Given entries below:

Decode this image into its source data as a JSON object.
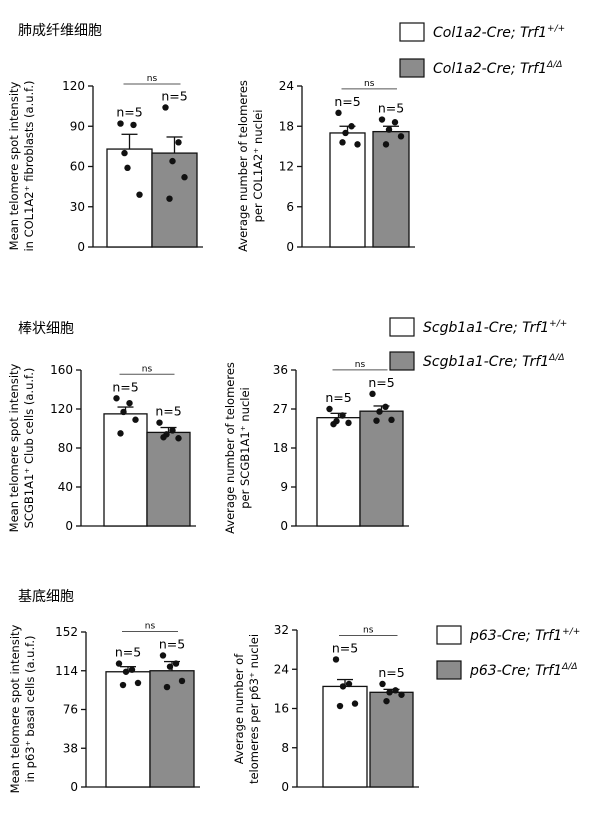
{
  "sections": [
    {
      "title": "肺成纤维细胞",
      "legend": [
        {
          "gene": "Col1a2-Cre; Trf1",
          "sup": "+/+",
          "color": "#ffffff"
        },
        {
          "gene": "Col1a2-Cre; Trf1",
          "sup": "Δ/Δ",
          "color": "#8c8c8c"
        }
      ]
    },
    {
      "title": "棒状细胞",
      "legend": [
        {
          "gene": "Scgb1a1-Cre; Trf1",
          "sup": "+/+",
          "color": "#ffffff"
        },
        {
          "gene": "Scgb1a1-Cre; Trf1",
          "sup": "Δ/Δ",
          "color": "#8c8c8c"
        }
      ]
    },
    {
      "title": "基底细胞",
      "legend": [
        {
          "gene": "p63-Cre; Trf1",
          "sup": "+/+",
          "color": "#ffffff"
        },
        {
          "gene": "p63-Cre; Trf1",
          "sup": "Δ/Δ",
          "color": "#8c8c8c"
        }
      ]
    }
  ],
  "chart_data": [
    {
      "type": "bar",
      "ylabel": [
        "Mean telomere spot intensity",
        "in COL1A2⁺ fibroblasts (a.u.f.)"
      ],
      "ylim": [
        0,
        120
      ],
      "yticks": [
        0,
        30,
        60,
        90,
        120
      ],
      "series": [
        {
          "value": 73,
          "sem": 11,
          "n_label": "n=5",
          "points": [
            92,
            91,
            59,
            39,
            70
          ],
          "fill": "#ffffff"
        },
        {
          "value": 70,
          "sem": 12,
          "n_label": "n=5",
          "points": [
            104,
            78,
            64,
            52,
            36
          ],
          "fill": "#8c8c8c"
        }
      ],
      "significance": "ns"
    },
    {
      "type": "bar",
      "ylabel": [
        "Average number of telomeres",
        "per COL1A2⁺ nuclei"
      ],
      "ylim": [
        0,
        24
      ],
      "yticks": [
        0,
        6,
        12,
        18,
        24
      ],
      "series": [
        {
          "value": 17,
          "sem": 1,
          "n_label": "n=5",
          "points": [
            20,
            18,
            17,
            15.3,
            15.6
          ],
          "fill": "#ffffff"
        },
        {
          "value": 17.2,
          "sem": 0.8,
          "n_label": "n=5",
          "points": [
            19,
            18.6,
            17.5,
            16.5,
            15.3
          ],
          "fill": "#8c8c8c"
        }
      ],
      "significance": "ns"
    },
    {
      "type": "bar",
      "ylabel": [
        "Mean telomere spot intensity",
        "SCGB1A1⁺ Club cells (a.u.f.)"
      ],
      "ylim": [
        0,
        160
      ],
      "yticks": [
        0,
        40,
        80,
        120,
        160
      ],
      "series": [
        {
          "value": 115,
          "sem": 7,
          "n_label": "n=5",
          "points": [
            131,
            126,
            117,
            109,
            95
          ],
          "fill": "#ffffff"
        },
        {
          "value": 96,
          "sem": 5,
          "n_label": "n=5",
          "points": [
            106,
            98,
            94,
            90,
            91
          ],
          "fill": "#8c8c8c"
        }
      ],
      "significance": "ns"
    },
    {
      "type": "bar",
      "ylabel": [
        "Average number of telomeres",
        "per SCGB1A1⁺ nuclei"
      ],
      "ylim": [
        0,
        36
      ],
      "yticks": [
        0,
        9,
        18,
        27,
        36
      ],
      "series": [
        {
          "value": 25,
          "sem": 1,
          "n_label": "n=5",
          "points": [
            27,
            25.5,
            24.2,
            23.8,
            23.5
          ],
          "fill": "#ffffff"
        },
        {
          "value": 26.5,
          "sem": 1.2,
          "n_label": "n=5",
          "points": [
            30.5,
            27.5,
            26.4,
            24.5,
            24.3
          ],
          "fill": "#8c8c8c"
        }
      ],
      "significance": "ns"
    },
    {
      "type": "bar",
      "ylabel": [
        "Mean telomere spot intensity",
        "in p63⁺ basal cells (a.u.f.)"
      ],
      "ylim": [
        0,
        152
      ],
      "yticks": [
        0,
        38,
        76,
        114,
        152
      ],
      "series": [
        {
          "value": 113,
          "sem": 5,
          "n_label": "n=5",
          "points": [
            121,
            115,
            113,
            102,
            100
          ],
          "fill": "#ffffff"
        },
        {
          "value": 114,
          "sem": 9,
          "n_label": "n=5",
          "points": [
            129,
            121,
            118,
            104,
            98
          ],
          "fill": "#8c8c8c"
        }
      ],
      "significance": "ns"
    },
    {
      "type": "bar",
      "ylabel": [
        "Average number of",
        "telomeres per p63⁺ nuclei"
      ],
      "ylim": [
        0,
        32
      ],
      "yticks": [
        0,
        8,
        16,
        24,
        32
      ],
      "series": [
        {
          "value": 20.5,
          "sem": 1.4,
          "n_label": "n=5",
          "points": [
            26,
            21,
            20.5,
            17,
            16.5
          ],
          "fill": "#ffffff"
        },
        {
          "value": 19.3,
          "sem": 0.6,
          "n_label": "n=5",
          "points": [
            21,
            19.7,
            19.3,
            18.8,
            17.5
          ],
          "fill": "#8c8c8c"
        }
      ],
      "significance": "ns"
    }
  ]
}
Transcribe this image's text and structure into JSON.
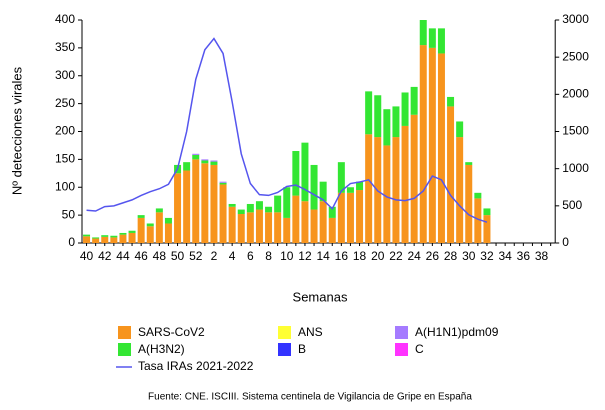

End of Given entries.

## Exercise goal
The reply should repeat the data in full, exactly as given, and contain no pictures.

## Finished task
Decode this image into its source data as a JSON object.
{
  "sections": [
    {
      "title": "肺成纤维细胞",
      "legend": [
        {
          "gene": "Col1a2-Cre; Trf1",
          "sup": "+/+",
          "color": "#ffffff"
        },
        {
          "gene": "Col1a2-Cre; Trf1",
          "sup": "Δ/Δ",
          "color": "#8c8c8c"
        }
      ]
    },
    {
      "title": "棒状细胞",
      "legend": [
        {
          "gene": "Scgb1a1-Cre; Trf1",
          "sup": "+/+",
          "color": "#ffffff"
        },
        {
          "gene": "Scgb1a1-Cre; Trf1",
          "sup": "Δ/Δ",
          "color": "#8c8c8c"
        }
      ]
    },
    {
      "title": "基底细胞",
      "legend": [
        {
          "gene": "p63-Cre; Trf1",
          "sup": "+/+",
          "color": "#ffffff"
        },
        {
          "gene": "p63-Cre; Trf1",
          "sup": "Δ/Δ",
          "color": "#8c8c8c"
        }
      ]
    }
  ],
  "chart_data": [
    {
      "type": "bar",
      "ylabel": [
        "Mean telomere spot intensity",
        "in COL1A2⁺ fibroblasts (a.u.f.)"
      ],
      "ylim": [
        0,
        120
      ],
      "yticks": [
        0,
        30,
        60,
        90,
        120
      ],
      "series": [
        {
          "value": 73,
          "sem": 11,
          "n_label": "n=5",
          "points": [
            92,
            91,
            59,
            39,
            70
          ],
          "fill": "#ffffff"
        },
        {
          "value": 70,
          "sem": 12,
          "n_label": "n=5",
          "points": [
            104,
            78,
            64,
            52,
            36
          ],
          "fill": "#8c8c8c"
        }
      ],
      "significance": "ns"
    },
    {
      "type": "bar",
      "ylabel": [
        "Average number of telomeres",
        "per COL1A2⁺ nuclei"
      ],
      "ylim": [
        0,
        24
      ],
      "yticks": [
        0,
        6,
        12,
        18,
        24
      ],
      "series": [
        {
          "value": 17,
          "sem": 1,
          "n_label": "n=5",
          "points": [
            20,
            18,
            17,
            15.3,
            15.6
          ],
          "fill": "#ffffff"
        },
        {
          "value": 17.2,
          "sem": 0.8,
          "n_label": "n=5",
          "points": [
            19,
            18.6,
            17.5,
            16.5,
            15.3
          ],
          "fill": "#8c8c8c"
        }
      ],
      "significance": "ns"
    },
    {
      "type": "bar",
      "ylabel": [
        "Mean telomere spot intensity",
        "SCGB1A1⁺ Club cells (a.u.f.)"
      ],
      "ylim": [
        0,
        160
      ],
      "yticks": [
        0,
        40,
        80,
        120,
        160
      ],
      "series": [
        {
          "value": 115,
          "sem": 7,
          "n_label": "n=5",
          "points": [
            131,
            126,
            117,
            109,
            95
          ],
          "fill": "#ffffff"
        },
        {
          "value": 96,
          "sem": 5,
          "n_label": "n=5",
          "points": [
            106,
            98,
            94,
            90,
            91
          ],
          "fill": "#8c8c8c"
        }
      ],
      "significance": "ns"
    },
    {
      "type": "bar",
      "ylabel": [
        "Average number of telomeres",
        "per SCGB1A1⁺ nuclei"
      ],
      "ylim": [
        0,
        36
      ],
      "yticks": [
        0,
        9,
        18,
        27,
        36
      ],
      "series": [
        {
          "value": 25,
          "sem": 1,
          "n_label": "n=5",
          "points": [
            27,
            25.5,
            24.2,
            23.8,
            23.5
          ],
          "fill": "#ffffff"
        },
        {
          "value": 26.5,
          "sem": 1.2,
          "n_label": "n=5",
          "points": [
            30.5,
            27.5,
            26.4,
            24.5,
            24.3
          ],
          "fill": "#8c8c8c"
        }
      ],
      "significance": "ns"
    },
    {
      "type": "bar",
      "ylabel": [
        "Mean telomere spot intensity",
        "in p63⁺ basal cells (a.u.f.)"
      ],
      "ylim": [
        0,
        152
      ],
      "yticks": [
        0,
        38,
        76,
        114,
        152
      ],
      "series": [
        {
          "value": 113,
          "sem": 5,
          "n_label": "n=5",
          "points": [
            121,
            115,
            113,
            102,
            100
          ],
          "fill": "#ffffff"
        },
        {
          "value": 114,
          "sem": 9,
          "n_label": "n=5",
          "points": [
            129,
            121,
            118,
            104,
            98
          ],
          "fill": "#8c8c8c"
        }
      ],
      "significance": "ns"
    },
    {
      "type": "bar",
      "ylabel": [
        "Average number of",
        "telomeres per p63⁺ nuclei"
      ],
      "ylim": [
        0,
        32
      ],
      "yticks": [
        0,
        8,
        16,
        24,
        32
      ],
      "series": [
        {
          "value": 20.5,
          "sem": 1.4,
          "n_label": "n=5",
          "points": [
            26,
            21,
            20.5,
            17,
            16.5
          ],
          "fill": "#ffffff"
        },
        {
          "value": 19.3,
          "sem": 0.6,
          "n_label": "n=5",
          "points": [
            21,
            19.7,
            19.3,
            18.8,
            17.5
          ],
          "fill": "#8c8c8c"
        }
      ],
      "significance": "ns"
    }
  ]
}
Transcribe this image's text and structure into JSON.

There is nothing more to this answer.